**The problem**
Write out every entry exactly as given, but omit the pictures.

**Recorded information**
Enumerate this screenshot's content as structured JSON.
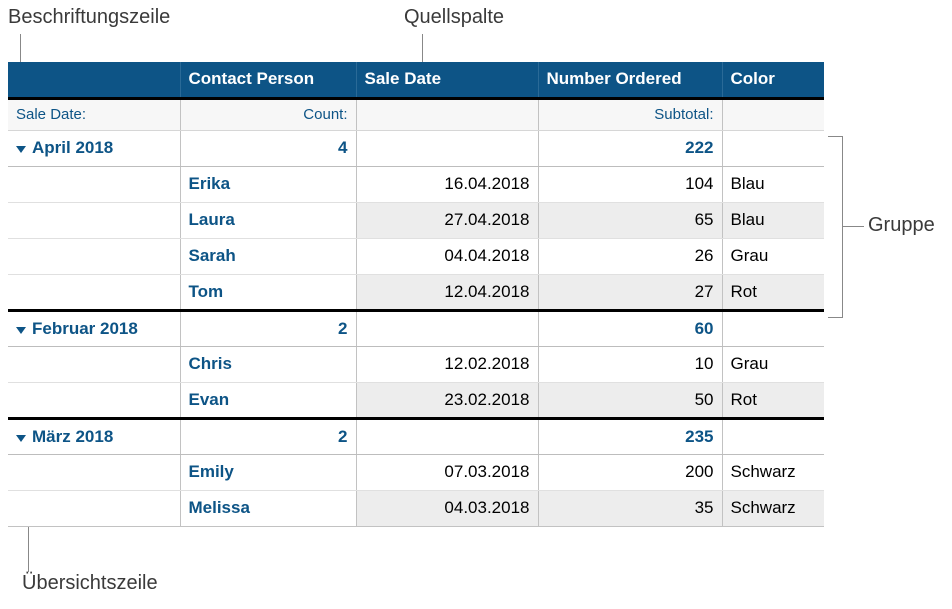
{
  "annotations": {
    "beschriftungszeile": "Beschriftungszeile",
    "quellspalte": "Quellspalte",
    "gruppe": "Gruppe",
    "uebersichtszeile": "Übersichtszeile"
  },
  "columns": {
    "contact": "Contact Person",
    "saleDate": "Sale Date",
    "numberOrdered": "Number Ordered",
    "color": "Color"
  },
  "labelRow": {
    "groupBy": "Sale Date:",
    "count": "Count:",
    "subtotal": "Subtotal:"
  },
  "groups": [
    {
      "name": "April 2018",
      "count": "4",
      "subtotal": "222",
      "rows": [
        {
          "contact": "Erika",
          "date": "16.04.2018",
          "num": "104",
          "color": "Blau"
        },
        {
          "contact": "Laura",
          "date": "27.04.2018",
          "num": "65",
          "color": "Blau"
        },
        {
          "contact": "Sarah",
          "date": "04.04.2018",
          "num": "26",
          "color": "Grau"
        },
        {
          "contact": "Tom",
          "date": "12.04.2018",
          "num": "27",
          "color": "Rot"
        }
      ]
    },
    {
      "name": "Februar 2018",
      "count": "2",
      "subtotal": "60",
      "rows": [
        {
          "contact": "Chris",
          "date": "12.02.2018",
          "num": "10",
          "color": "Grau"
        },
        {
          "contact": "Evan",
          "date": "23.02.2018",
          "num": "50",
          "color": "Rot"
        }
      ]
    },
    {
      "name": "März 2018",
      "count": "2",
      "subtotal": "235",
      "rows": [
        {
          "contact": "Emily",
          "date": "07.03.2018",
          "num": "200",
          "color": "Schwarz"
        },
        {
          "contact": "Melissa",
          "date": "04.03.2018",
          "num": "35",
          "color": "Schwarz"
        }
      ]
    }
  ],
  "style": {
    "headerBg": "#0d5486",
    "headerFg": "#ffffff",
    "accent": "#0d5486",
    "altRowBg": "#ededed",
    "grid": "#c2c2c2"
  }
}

**Answer for the task**
Enumerate this screenshot's content as structured JSON.
{
  "annotations": {
    "beschriftungszeile": "Beschriftungszeile",
    "quellspalte": "Quellspalte",
    "gruppe": "Gruppe",
    "uebersichtszeile": "Übersichtszeile"
  },
  "columns": {
    "contact": "Contact Person",
    "saleDate": "Sale Date",
    "numberOrdered": "Number Ordered",
    "color": "Color"
  },
  "labelRow": {
    "groupBy": "Sale Date:",
    "count": "Count:",
    "subtotal": "Subtotal:"
  },
  "groups": [
    {
      "name": "April 2018",
      "count": "4",
      "subtotal": "222",
      "rows": [
        {
          "contact": "Erika",
          "date": "16.04.2018",
          "num": "104",
          "color": "Blau"
        },
        {
          "contact": "Laura",
          "date": "27.04.2018",
          "num": "65",
          "color": "Blau"
        },
        {
          "contact": "Sarah",
          "date": "04.04.2018",
          "num": "26",
          "color": "Grau"
        },
        {
          "contact": "Tom",
          "date": "12.04.2018",
          "num": "27",
          "color": "Rot"
        }
      ]
    },
    {
      "name": "Februar 2018",
      "count": "2",
      "subtotal": "60",
      "rows": [
        {
          "contact": "Chris",
          "date": "12.02.2018",
          "num": "10",
          "color": "Grau"
        },
        {
          "contact": "Evan",
          "date": "23.02.2018",
          "num": "50",
          "color": "Rot"
        }
      ]
    },
    {
      "name": "März 2018",
      "count": "2",
      "subtotal": "235",
      "rows": [
        {
          "contact": "Emily",
          "date": "07.03.2018",
          "num": "200",
          "color": "Schwarz"
        },
        {
          "contact": "Melissa",
          "date": "04.03.2018",
          "num": "35",
          "color": "Schwarz"
        }
      ]
    }
  ],
  "style": {
    "headerBg": "#0d5486",
    "headerFg": "#ffffff",
    "accent": "#0d5486",
    "altRowBg": "#ededed",
    "grid": "#c2c2c2"
  }
}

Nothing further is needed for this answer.